··· Entries shown

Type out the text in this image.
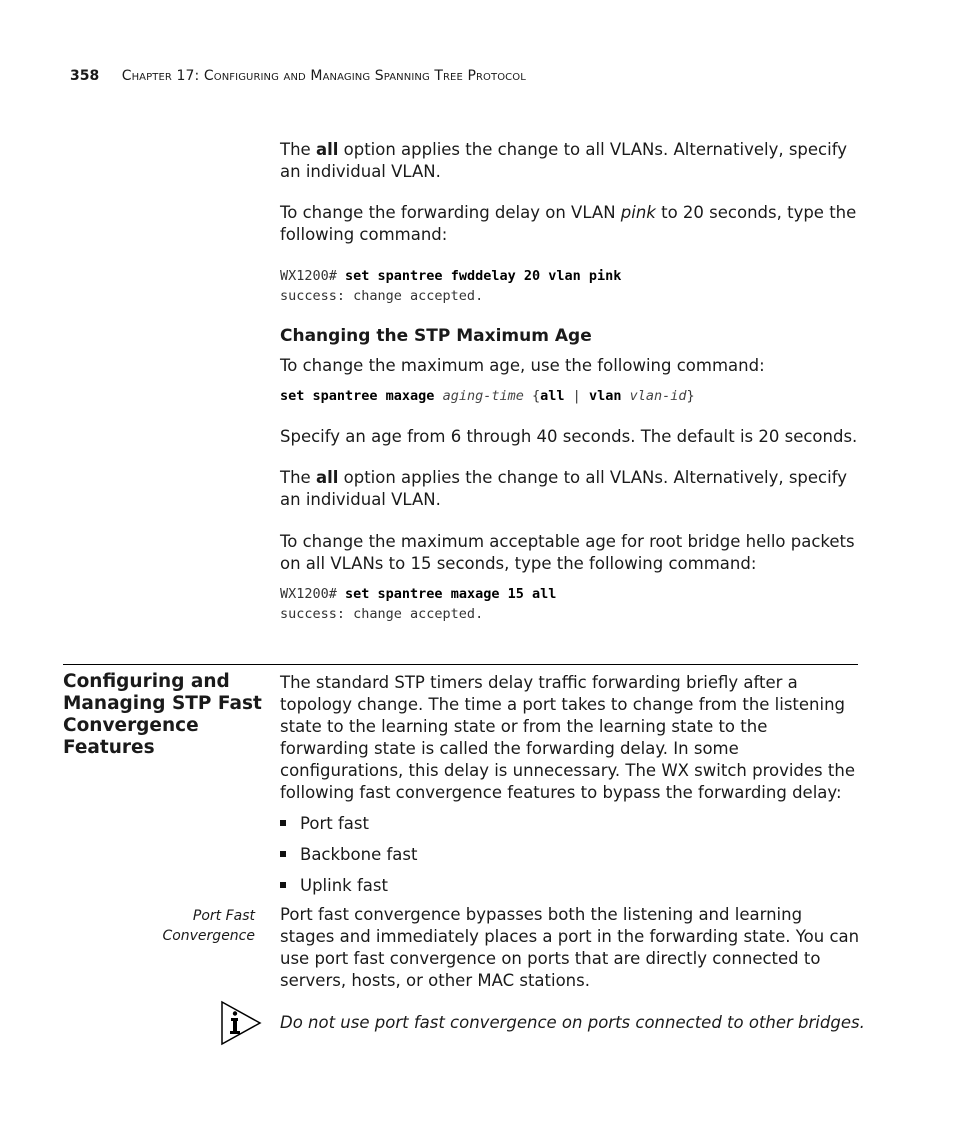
358 Chapter 17: Configuring and Managing Spanning Tree Protocol
The all option applies the change to all VLANs. Alternatively, specify an individual VLAN.
To change the forwarding delay on VLAN pink to 20 seconds, type the following command:
WX1200# set spantree fwddelay 20 vlan pink
success: change accepted.
Changing the STP Maximum Age
To change the maximum age, use the following command:
set spantree maxage aging-time {all | vlan vlan-id}
Specify an age from 6 through 40 seconds. The default is 20 seconds.
The all option applies the change to all VLANs. Alternatively, specify an individual VLAN.
To change the maximum acceptable age for root bridge hello packets on all VLANs to 15 seconds, type the following command:
WX1200# set spantree maxage 15 all
success: change accepted.
Configuring and Managing STP Fast Convergence Features
The standard STP timers delay traffic forwarding briefly after a topology change. The time a port takes to change from the listening state to the learning state or from the learning state to the forwarding state is called the forwarding delay. In some configurations, this delay is unnecessary. The WX switch provides the following fast convergence features to bypass the forwarding delay:
Port fast
Backbone fast
Uplink fast
Port Fast Convergence
Port fast convergence bypasses both the listening and learning stages and immediately places a port in the forwarding state. You can use port fast convergence on ports that are directly connected to servers, hosts, or other MAC stations.
Do not use port fast convergence on ports connected to other bridges.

······

■ **Exercise instructions**: Every line above that contains the word "time" should be reported.

■ **Written response**:
set spantree maxage aging-time {all | vlan vlan-id}
The standard STP timers delay traffic forwarding briefly after a topology change. The time a port takes to change from the listening state to the learning state or from the learning state to the forwarding state is called the forwarding delay. In some configurations, this delay is unnecessary. The WX switch provides the following fast convergence features to bypass the forwarding delay:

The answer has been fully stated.